Kaynak Metin:

KOMİSYON KONUŞMASI

SAMİ ÇAKIR (Kocaeli) - Teşekkür ediyorum Sayın Başkanım.

Sayın Başkan, Sayın Bakanım, değerli milletvekilleri, Bakanlığımızın değerli çalışanları, basınımızın kıymetli mensupları; sizleri saygıyla selamlıyorum.

Millî Eğitim Bakanlığının 2020 yılı kesin hesapları ile 2022 yılı bütçesini görüşüyoruz. Sözlerimin hemen başında bu bütçenin hayırlı uğurlu olmasını temenni ediyorum.

Bugün konuştuğumuz, konuşacağımız Bakanlığın elbette bütçe rakamlarına ciddi atıflar yapılacağı için yapılan, yapılamayan işlerle ilgili olarak ve önemine binaen Sayıştay raporlarına bağlı ince detayları irdeleyeceğiz, eleştireceğiz, savunacağız. Daha da önemlisi "Nasıl daha da güzel olurdu?" noktasına yönelik bakış açılarımızı ifade etmiş olacağız.

Bir felsefe olarak ve bir yaklaşım olarak insan hayatının beşikten mezara kadar tüm yaşam dönemlerini ilgilendiren davranışlarımızı, düşüncelerimizi, tutum ve eylemlerimizi, inançlarımızı ve daha birçok şeyi başlı başına etkileyen, yön veren, değiştiren eğitim öğretim faaliyeti; eğiten, eğitilen, yöneten ilişkisi açısından bugün burası "Barikayıhakikat müsademeyiefkârdan hasıl olur." veciz ifadesine bir zemin oluşturacaktır ümidindeyim.

Frederick Robertson'un dediği gibi "Öğretim sınıfta biter fakat eğitim ancak hayatla beraber sona erer." ifadesinden yola çıkarak ilköğretim, okul öncesi, ortaokul, lise, üniversiteyle başlayıp belki de bitmeyen eğitim sürecinin hayatın sonuna kadar çizdiği, çizeceği belirleyiciliği; yön ve yordamın kümülatif organizasyonu ve bir tüzel kişiliğin hem rakamsal hem de düşünce ve siyasi yönüyle ele alınmakta olduğunun bilincindeyim. Salgın hastalık sürecinde her alanda yaşanan savrulma, sıkıntı ve belirsizliğin en fazla etkilediği bir alan olmasıyla beraber getirilen çözümler arzulanan ve beklenen bir eğitim ve öğretim faaliyetinin gerçekleşmesini ne kadar sağlamıştır iyi niyetinin tartışılması elbette söz konusu olamaz. Ama yaşanan sürecin psikolojik olarak, pedagojik olarak, başarı ve performans olarak herkesin farklı değerlendirme yapmasına sebebiyet verdiği aşikârdır.

Yapılacak İşler:
**a.** Komisyon konuşmasında "Sayın Başkan, Sayın" ifadesinden "ifade etmiş olacağız." ifadesine kadar uzanan bölümü aynen alıntılayın.
**b.** Komisyon konuşmasına göre Millî Eğitim Bakanlığının hangi yıla ait kesin hesapları ve hangi yıla ait bütçesi görüşülmektedir?
**c.** Komisyon konuşmasını son cümlesinden sonra gelecek şekilde sürdürün.

[Etiketli bölge girdileri]
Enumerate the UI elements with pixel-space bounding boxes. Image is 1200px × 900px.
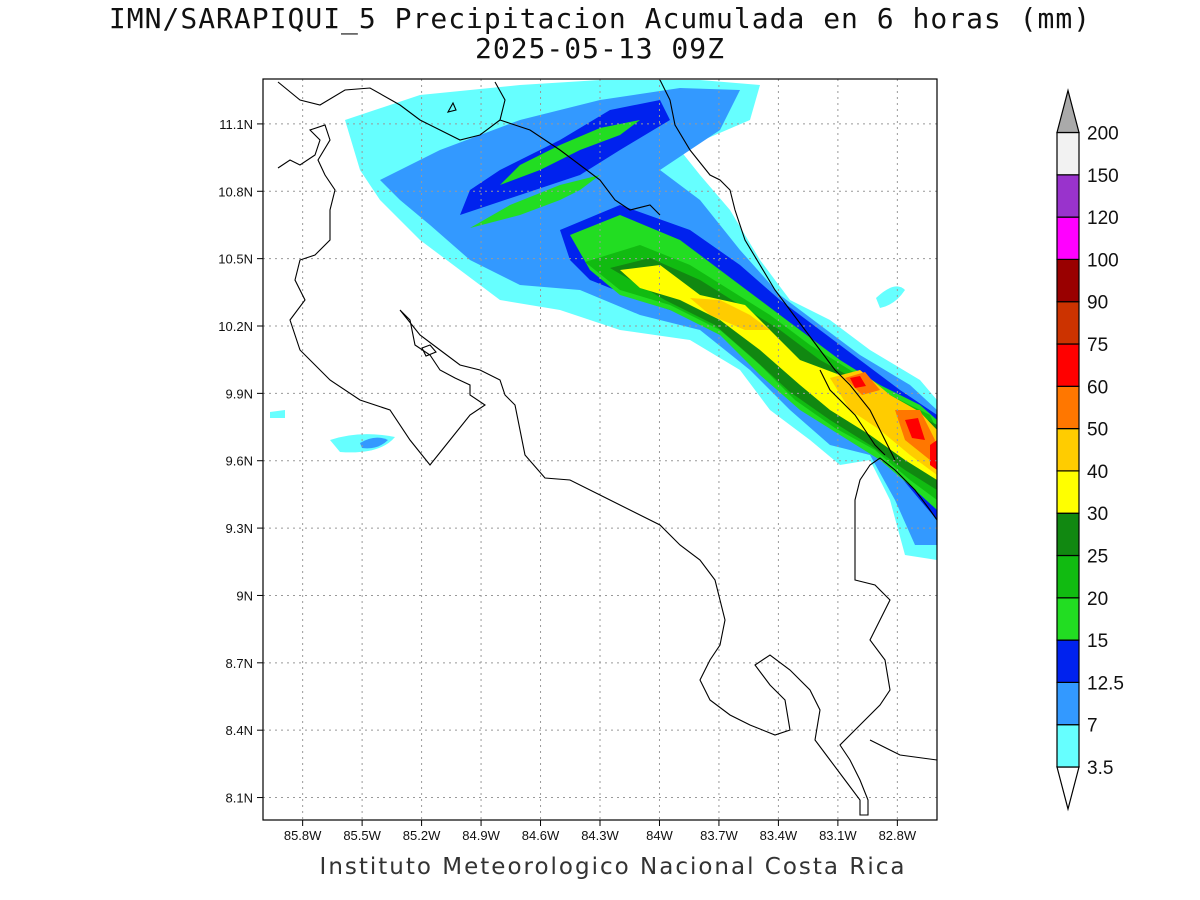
lon-tick-label: 85.2W (403, 828, 441, 843)
latitude-axis: 11.1N 10.8N 10.5N 10.2N 9.9N 9.6N 9.3N 9N 8.7N 8.… (218, 117, 263, 806)
costa-rica-caribbean-coast (659, 79, 896, 461)
colorbar-label: 60 (1087, 377, 1108, 398)
rain-band-40mm (690, 298, 937, 475)
colorbar-label: 120 (1087, 208, 1119, 229)
colorbar-overflow-triangle (1056, 88, 1080, 134)
gulf-of-nicoya-island (421, 344, 437, 357)
lat-tick-label: 8.4N (226, 723, 253, 738)
precipitation-field (270, 80, 937, 560)
colorbar-swatch (1056, 258, 1080, 303)
rain-spot-3-5mm-west-edge (270, 410, 285, 418)
lat-tick-label: 9N (236, 588, 253, 603)
colorbar-label: 3.5 (1087, 758, 1113, 779)
lat-tick-label: 10.2N (218, 319, 253, 334)
colorbar-swatch (1056, 512, 1080, 557)
colorbar-swatch (1056, 724, 1080, 768)
colorbar-swatch (1056, 216, 1080, 261)
colorbar-swatch (1056, 385, 1080, 430)
southern-border (819, 369, 886, 456)
colorbar-label: 15 (1087, 631, 1108, 652)
gridlines (263, 79, 937, 820)
coastline (277, 79, 937, 816)
rain-band-60mm (850, 376, 937, 470)
lon-tick-label: 83.7W (700, 828, 738, 843)
colorbar-label: 40 (1087, 462, 1108, 483)
colorbar-swatch (1056, 554, 1080, 599)
colorbar-label: 200 (1087, 124, 1119, 145)
lat-tick-label: 8.7N (226, 656, 253, 671)
rain-spot-3-5mm-northeast (876, 286, 905, 308)
colorbar-swatch (1056, 174, 1080, 218)
lon-tick-label: 84.3W (581, 828, 619, 843)
colorbar-label: 90 (1087, 293, 1108, 314)
colorbar-underflow-triangle (1056, 766, 1080, 812)
colorbar-swatch (1056, 428, 1080, 472)
rain-spot-7mm-west (360, 437, 388, 449)
lon-tick-label: 85.5W (343, 828, 381, 843)
lon-tick-label: 83.4W (760, 828, 798, 843)
colorbar-label: 150 (1087, 166, 1119, 187)
colorbar-label: 30 (1087, 504, 1108, 525)
colorbar-label: 75 (1087, 335, 1108, 356)
rain-band-30mm (620, 265, 937, 480)
costa-rica-pacific-coast (277, 124, 937, 816)
rain-band-25mm (610, 258, 937, 490)
lon-tick-label: 84W (646, 828, 673, 843)
colorbar-label: 7 (1087, 716, 1098, 737)
colorbar-swatch (1056, 470, 1080, 514)
colorbar-label: 20 (1087, 589, 1108, 610)
southeast-coast (869, 739, 937, 761)
lat-tick-label: 10.8N (218, 184, 253, 199)
lat-tick-label: 9.6N (226, 454, 253, 469)
colorbar-swatch (1056, 343, 1080, 387)
footer-credit: Instituto Meteorologico Nacional Costa R… (319, 854, 907, 880)
colorbar-label: 50 (1087, 420, 1108, 441)
northern-border (499, 119, 661, 216)
lon-tick-label: 82.8W (879, 828, 917, 843)
colorbar-swatch (1056, 301, 1080, 345)
colorbar-swatch (1056, 597, 1080, 641)
lon-tick-label: 83.1W (819, 828, 857, 843)
lat-tick-label: 11.1N (219, 117, 253, 132)
lon-tick-label: 85.8W (284, 828, 322, 843)
lon-tick-label: 84.9W (462, 828, 500, 843)
small-island-north (446, 101, 457, 113)
lat-tick-label: 10.5N (218, 252, 253, 267)
lat-tick-label: 9.9N (226, 386, 253, 401)
colorbar-label: 12.5 (1087, 673, 1124, 694)
colorbar-swatch (1056, 681, 1080, 726)
lon-tick-label: 84.6W (522, 828, 560, 843)
map-title: IMN/SARAPIQUI_5 Precipitacion Acumulada … (108, 2, 1092, 35)
longitude-axis: 85.8W 85.5W 85.2W 84.9W 84.6W 84.3W 84W 83.7W 83… (284, 820, 917, 843)
colorbar-label: 100 (1087, 250, 1119, 271)
colorbar-swatch (1056, 639, 1080, 683)
lat-tick-label: 8.1N (226, 791, 253, 806)
colorbar-swatch (1056, 131, 1080, 176)
colorbar-label: 25 (1087, 547, 1108, 568)
lat-tick-label: 9.3N (226, 521, 253, 536)
map-timestamp: 2025-05-13 09Z (474, 32, 725, 65)
colorbar: 3.5 7 12.5 15 20 25 30 40 50 60 75 90 100 120 150 200 (1056, 88, 1124, 812)
rain-band-7mm (380, 88, 937, 545)
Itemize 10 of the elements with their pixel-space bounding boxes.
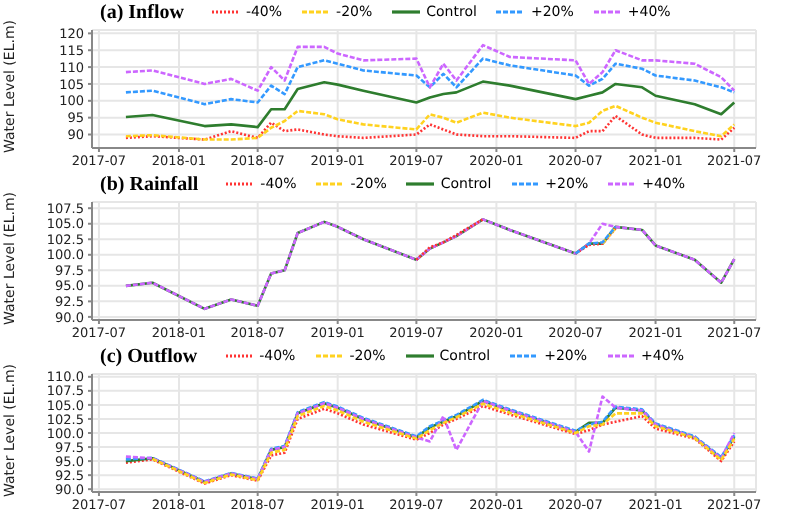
line-series [124, 104, 736, 141]
line-series [124, 43, 736, 92]
chart-title: (c) Outflow [100, 345, 198, 367]
line-series [124, 80, 736, 129]
line-series [124, 57, 736, 106]
chart-title: (b) Rainfall [100, 173, 199, 195]
line-series [574, 225, 617, 255]
line-series [124, 114, 736, 141]
chart-title: (a) Inflow [100, 1, 184, 23]
line-series [124, 218, 736, 311]
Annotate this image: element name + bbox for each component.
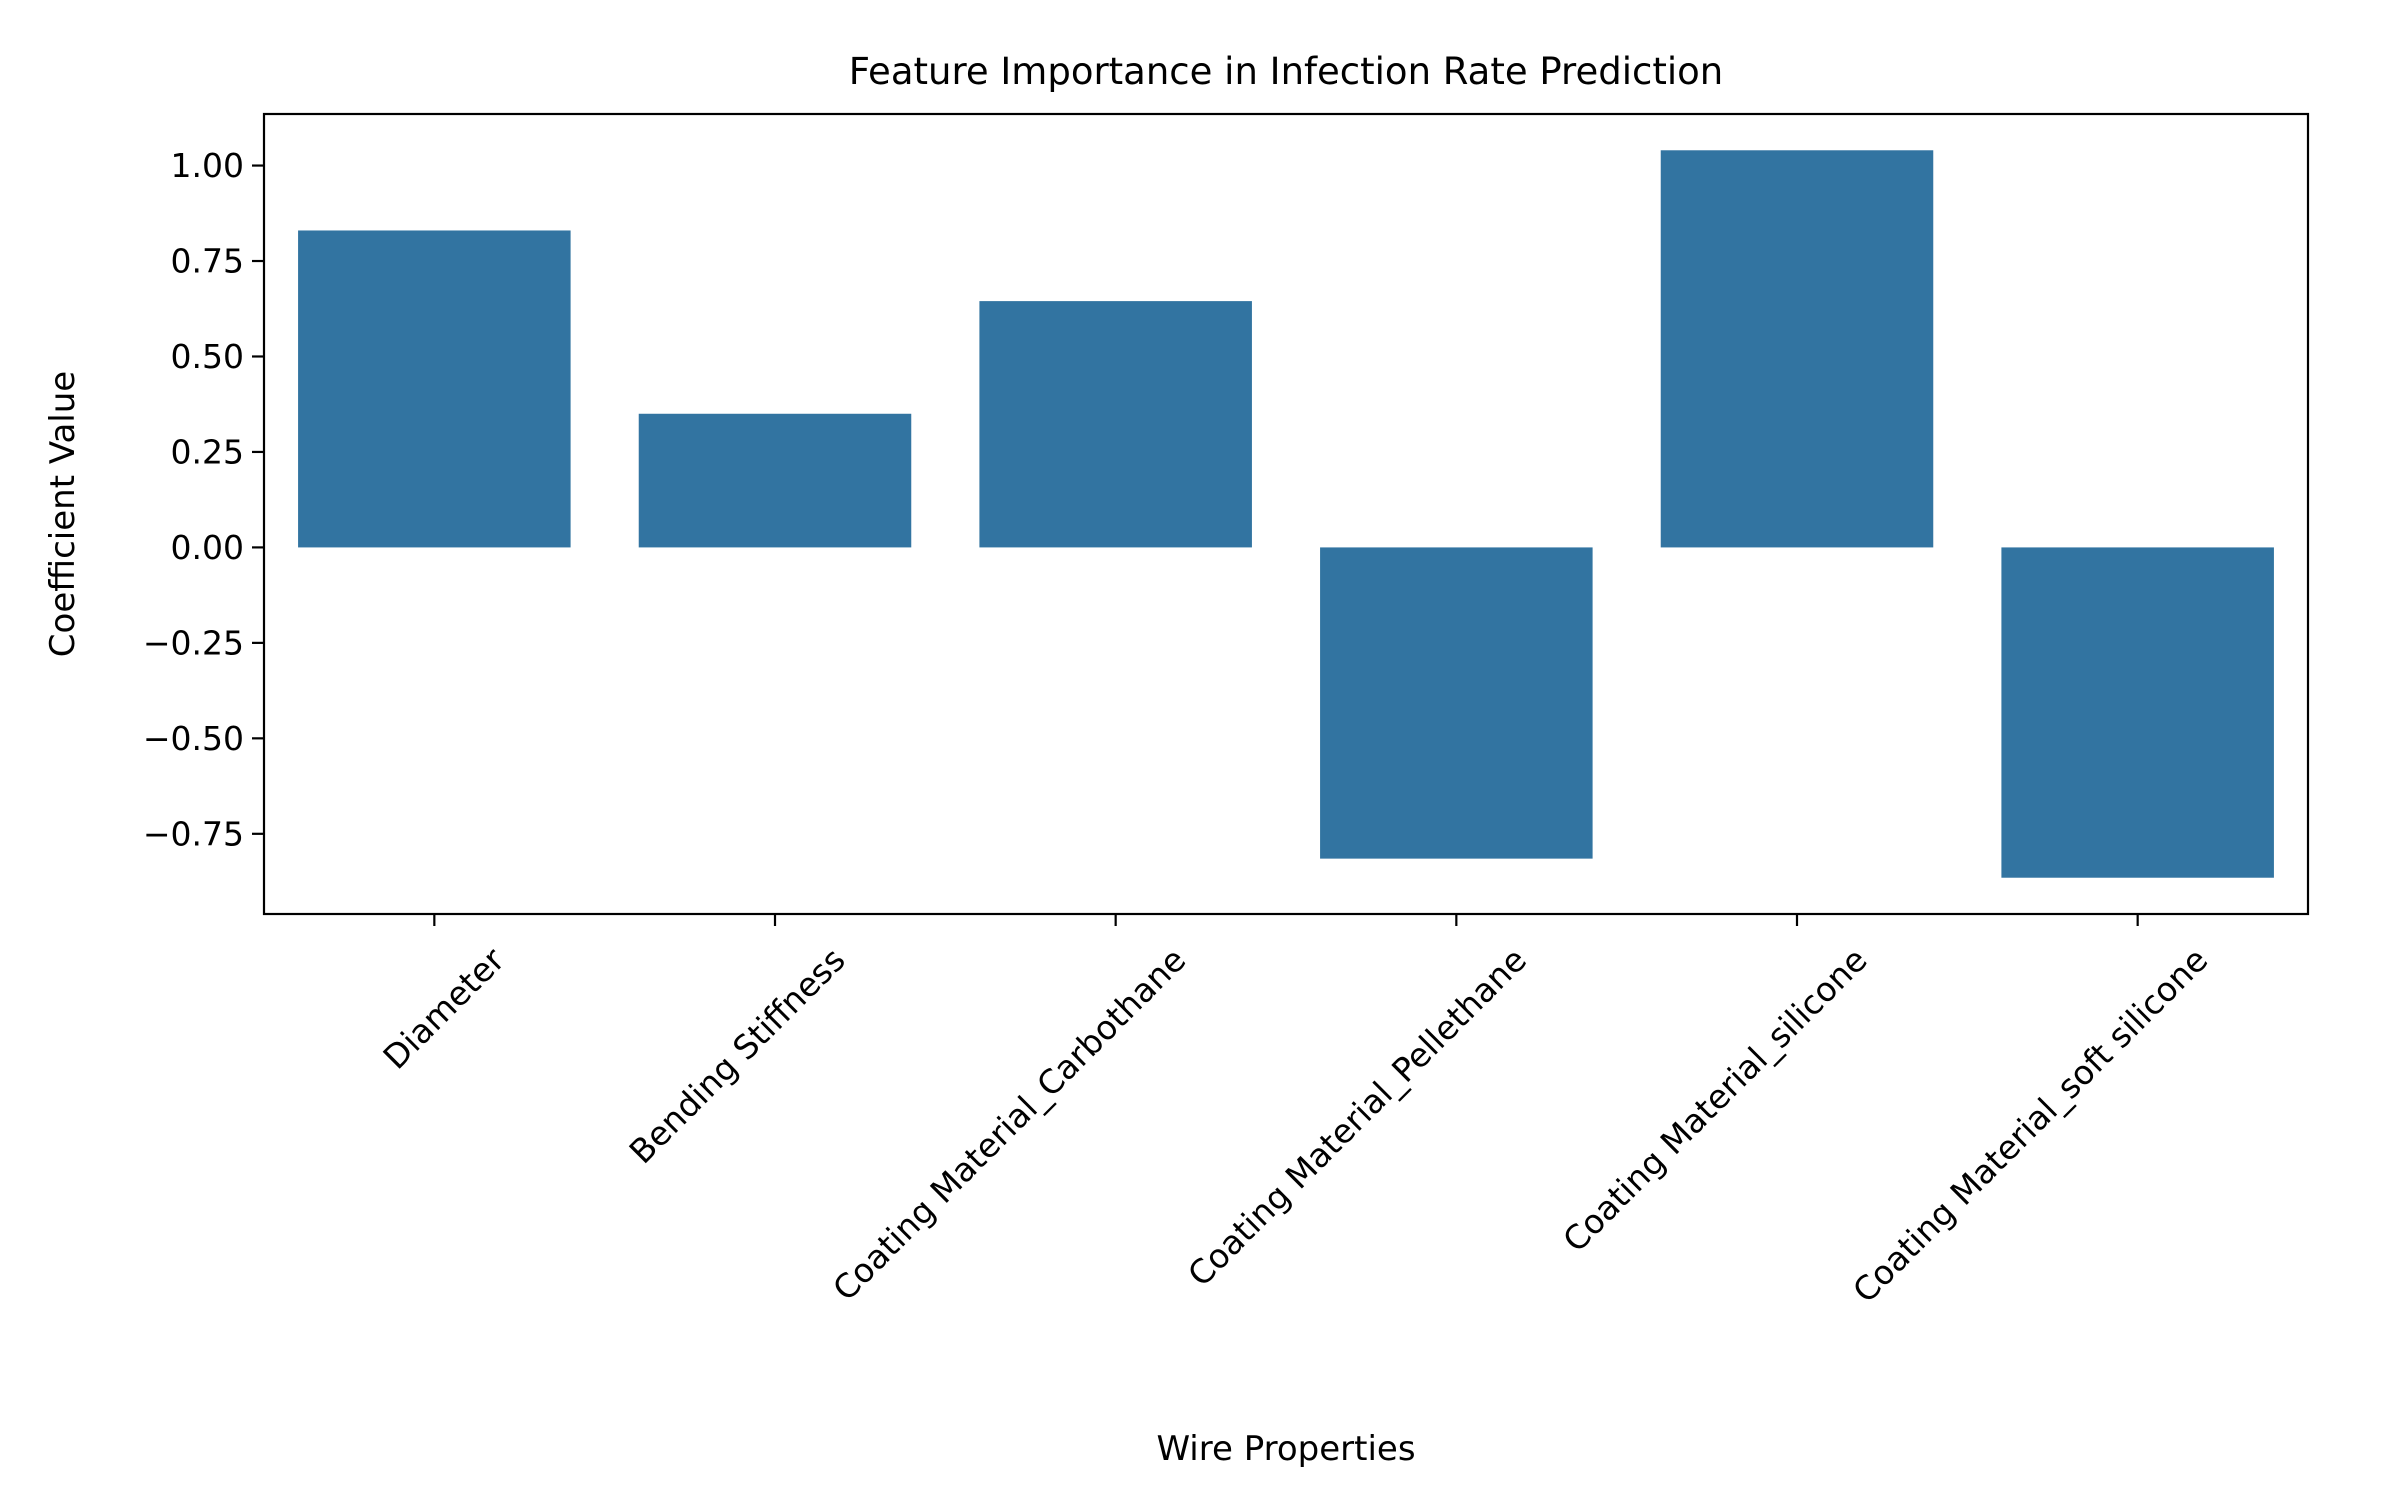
y-tick-label: 0.00 xyxy=(171,528,244,567)
chart-title: Feature Importance in Infection Rate Pre… xyxy=(849,50,1723,93)
bars-group xyxy=(298,150,2274,878)
bar-3 xyxy=(1320,547,1593,859)
y-tick-label: 0.50 xyxy=(171,337,244,376)
bar-1 xyxy=(638,413,912,548)
y-axis-label: Coefficient Value xyxy=(43,371,83,657)
bar-2 xyxy=(979,301,1252,548)
y-tick-label: 0.25 xyxy=(171,432,244,471)
y-axis: −0.75 −0.50 −0.25 0.00 0.25 0.50 0.75 1.00 xyxy=(143,146,264,853)
y-tick-label: −0.50 xyxy=(143,719,244,758)
bar-5 xyxy=(2001,547,2274,878)
y-tick-label: −0.75 xyxy=(143,814,244,853)
y-tick-label: −0.25 xyxy=(143,623,244,662)
x-axis-label: Wire Properties xyxy=(1156,1429,1415,1469)
y-tick-label: 0.75 xyxy=(171,242,244,281)
bar-0 xyxy=(298,230,571,548)
bar-4 xyxy=(1660,150,1934,548)
plot-frame xyxy=(262,112,2310,916)
y-tick-label: 1.00 xyxy=(171,146,244,185)
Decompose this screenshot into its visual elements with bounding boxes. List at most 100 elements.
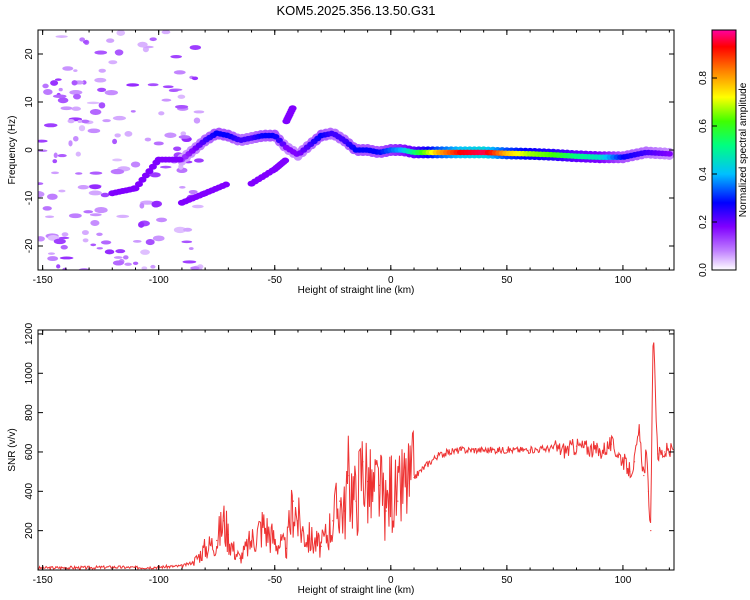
snr-point (664, 451, 666, 453)
snr-point (650, 530, 652, 532)
snr-point (274, 539, 276, 542)
snr-point (367, 480, 369, 483)
snr-point (227, 533, 229, 536)
y-tick-label: 10 (24, 96, 35, 108)
spectrogram-noise-blob (89, 213, 102, 217)
spectrogram-noise-blob (45, 215, 55, 218)
y-tick-label: -10 (24, 190, 35, 205)
colorbar-gradient (711, 29, 737, 271)
snr-point (552, 447, 554, 449)
snr-point (285, 547, 287, 549)
spectrogram-noise-blob (124, 262, 132, 266)
spectrogram-branch-cell (288, 105, 297, 112)
spectrogram-noise-blob (71, 106, 81, 111)
spectrogram-noise-blob (50, 80, 59, 86)
spectrogram-noise-blob (193, 110, 205, 114)
spectrogram-noise-blob (52, 159, 58, 164)
snr-point (292, 500, 294, 502)
snr-point (332, 520, 334, 522)
spectrogram-noise-blob (130, 110, 136, 113)
figure-title: KOM5.2025.356.13.50.G31 (276, 3, 435, 18)
x-tick-label: -50 (268, 275, 283, 286)
spectrogram-noise-blob (68, 213, 82, 219)
colorbar-label: Normalized spectral amplitude (738, 82, 749, 217)
spectrogram-branch-cell (148, 163, 157, 170)
x-tick-label: -150 (33, 275, 53, 286)
spectrogram-noise-blob (89, 109, 102, 116)
snr-point (483, 449, 485, 451)
spectrogram-noise-blob (59, 256, 74, 260)
snr-point (436, 455, 438, 457)
spectrogram-noise-blob (173, 70, 186, 75)
colorbar-tick-label: 0.0 (698, 263, 709, 277)
snr-point (459, 449, 462, 451)
spectrogram-branch-cell (175, 156, 184, 163)
spectrogram-noise-blob (116, 214, 130, 219)
spectrogram-noise-blob (97, 87, 107, 92)
spectrogram-branch-cell (145, 168, 154, 175)
x-tick-label: -100 (149, 575, 169, 586)
colorbar: 0.0 0.2 0.4 0.6 0.8 Normalized spectral ampl… (698, 29, 749, 277)
spectrogram-noise-blob (38, 191, 45, 198)
snr-point (223, 520, 225, 522)
snr-point (408, 482, 410, 485)
spectrogram-noise-blob (179, 186, 186, 189)
spectrogram-noise-blob (104, 90, 118, 96)
spectrogram-noise-blob (57, 97, 69, 104)
snr-point (599, 451, 601, 453)
snr-point (448, 451, 450, 453)
snr-point (355, 500, 357, 502)
spectrogram-noise-blob (194, 158, 204, 163)
spectrogram-noise-blob (86, 101, 100, 105)
spectrogram-noise-blob (69, 90, 83, 95)
spectrogram-noise-blob (55, 78, 62, 81)
spectrogram-noise-blob (77, 185, 89, 190)
snr-point (390, 484, 392, 487)
spectrogram-noise-blob (62, 66, 74, 71)
spectrogram-noise-blob (75, 151, 81, 157)
spectrogram-noise-blob (152, 235, 165, 242)
snr-point (575, 445, 578, 447)
x-tick-label: 100 (615, 575, 632, 586)
spectrogram-noise-blob (181, 240, 193, 244)
spectrogram-noise-blob (43, 123, 58, 128)
spectrogram-noise-blob (88, 190, 102, 196)
spectrogram-noise-blob (82, 40, 88, 44)
spectrogram-noise-blob (188, 247, 194, 251)
spectrogram-branch-cell (281, 157, 290, 164)
x-tick-label: 50 (501, 275, 513, 286)
spectrogram-noise-blob (47, 252, 55, 255)
spectrogram-noise-blob (159, 165, 172, 169)
snr-frame (37, 329, 675, 571)
snr-point (633, 461, 636, 463)
snr-point (587, 447, 589, 449)
y-tick-label: 20 (24, 48, 35, 60)
spectrogram-noise-blob (47, 256, 59, 262)
spectrogram-noise-blob (123, 255, 129, 260)
spectrogram-noise-blob (51, 171, 59, 175)
spectrogram-noise-blob (126, 83, 140, 87)
spectrogram-noise-blob (161, 98, 172, 102)
spectrogram-noise-blob (190, 266, 200, 270)
spectrogram-noise-blob (112, 138, 118, 145)
spectrogram-noise-blob (191, 204, 204, 209)
spectrogram-noise-blob (58, 189, 66, 193)
spectrogram-noise-blob (173, 226, 187, 234)
spectrogram-noise-blob (38, 182, 44, 186)
spectrogram-noise-blob (98, 102, 106, 109)
y-tick-label: 1000 (24, 362, 35, 385)
spectrogram-noise-blob (58, 236, 70, 240)
spectrogram-noise-blob (60, 245, 68, 250)
y-tick-label: -20 (24, 238, 35, 253)
snr-point (629, 471, 631, 473)
spectrogram-noise-blob (168, 89, 179, 92)
snr-panel: -150 -100 -50 0 50 100 200 400 600 800 1000 1200 He… (7, 322, 675, 596)
spectrogram-noise-blob (104, 249, 115, 255)
spectrogram-noise-blob (68, 140, 73, 147)
spectrogram-marks (38, 30, 674, 270)
spectrogram-noise-blob (100, 192, 110, 198)
x-tick-label: -50 (268, 575, 283, 586)
snr-point (506, 449, 508, 451)
snr-ylabel: SNR (v/v) (7, 428, 18, 471)
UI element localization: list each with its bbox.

Görev Sonuçları:
**a.**
Sayın Başkan, Sayın Bakanım, değerli milletvekilleri, Bakanlığımızın değerli çalışanları, basınımızın kıymetli mensupları; sizleri saygıyla selamlıyorum.

Millî Eğitim Bakanlığının 2020 yılı kesin hesapları ile 2022 yılı bütçesini görüşüyoruz. Sözlerimin hemen başında bu bütçenin hayırlı uğurlu olmasını temenni ediyorum.

Bugün konuştuğumuz, konuşacağımız Bakanlığın elbette bütçe rakamlarına ciddi atıflar yapılacağı için yapılan, yapılamayan işlerle ilgili olarak ve önemine binaen Sayıştay raporlarına bağlı ince detayları irdeleyeceğiz, eleştireceğiz, savunacağız. Daha da önemlisi "Nasıl daha da güzel olurdu?" noktasına yönelik bakış açılarımızı ifade etmiş olacağız.

**b.** Bakanlığın 2020 yılı kesin hesapları ile 2022 yılı bütçesi görüşülmektedir.

**c.**
Yaratılış inceliği ve özelliği olarak Allah'ın her insana ayrı ayrı özellikler ve çeşitli kabiliyetler verdiğini biliyoruz. İşte, eğitimin, insanın, kişinin bunları elverişli bir şekilde kullanmasını, kullanır hâle getirmesini sağlıyor olması gerekir. Asırlık hesap yapıyorsanız bunun eğitimden geçtiğini söyleyip dururuz. Bütünlük içerisinde ne öğrencinin kabiliyeti, maddi imkânları ne öğretmenlerin becerisi ve başarısı, sosyal, ekonomik imkânları, kurumların fiziki güzellikleri tek başına bir başarının habercisi, öncüsü, adı olamaz elbette. Hepsinin etkisi ve katkısı son derece önemlidir ve inkâr edilemez. Aslolan bütün bunları bir araya getirerek bir hamur yoğurur gibi bu işi koordine etmekten geçer. Bu da tam da Millî Eğitim Bakanlığının omuzlarında taşıdığı yükün ifadesi ve beklenen ihtisas gerektiren bir mecburiyettir deme durumundayız.

Ne zaman eğitimle ilgili bir gündem oluşsa Finlandiya eğitim sistemi örneklendirmesiyle karşı karşıya kalırız. Sadece Finlandiya değil elbette, eğitimde başarı skalası yakalamış her ülkeden alınabilecek örnekler, dersler, uygulamalar olması doğaldır. Ama her ülkenin kendi şartlarını göz önünde bulundurarak bunlardan bir sonuç çıkarılması da kaçınılmazdır.

Sıklıkla söylediğiniz güzel bir sözü hatırlatmak istiyorum: "Çocuklarınızı kendi çağına göre değil, onların yaşayacağı çağa göre eğitin." ifadesi bir felsefenin net bir izahı olsa gerek.

Rakamların çokluğu bazen kafamızı karıştırabilir. Oysa yaklaşık 1 milyon öğretmen, 20 milyona yakın öğrenciyle girdiğimiz öğretim yılı hacmin büyüklüğünü ayrıca izah edecektir.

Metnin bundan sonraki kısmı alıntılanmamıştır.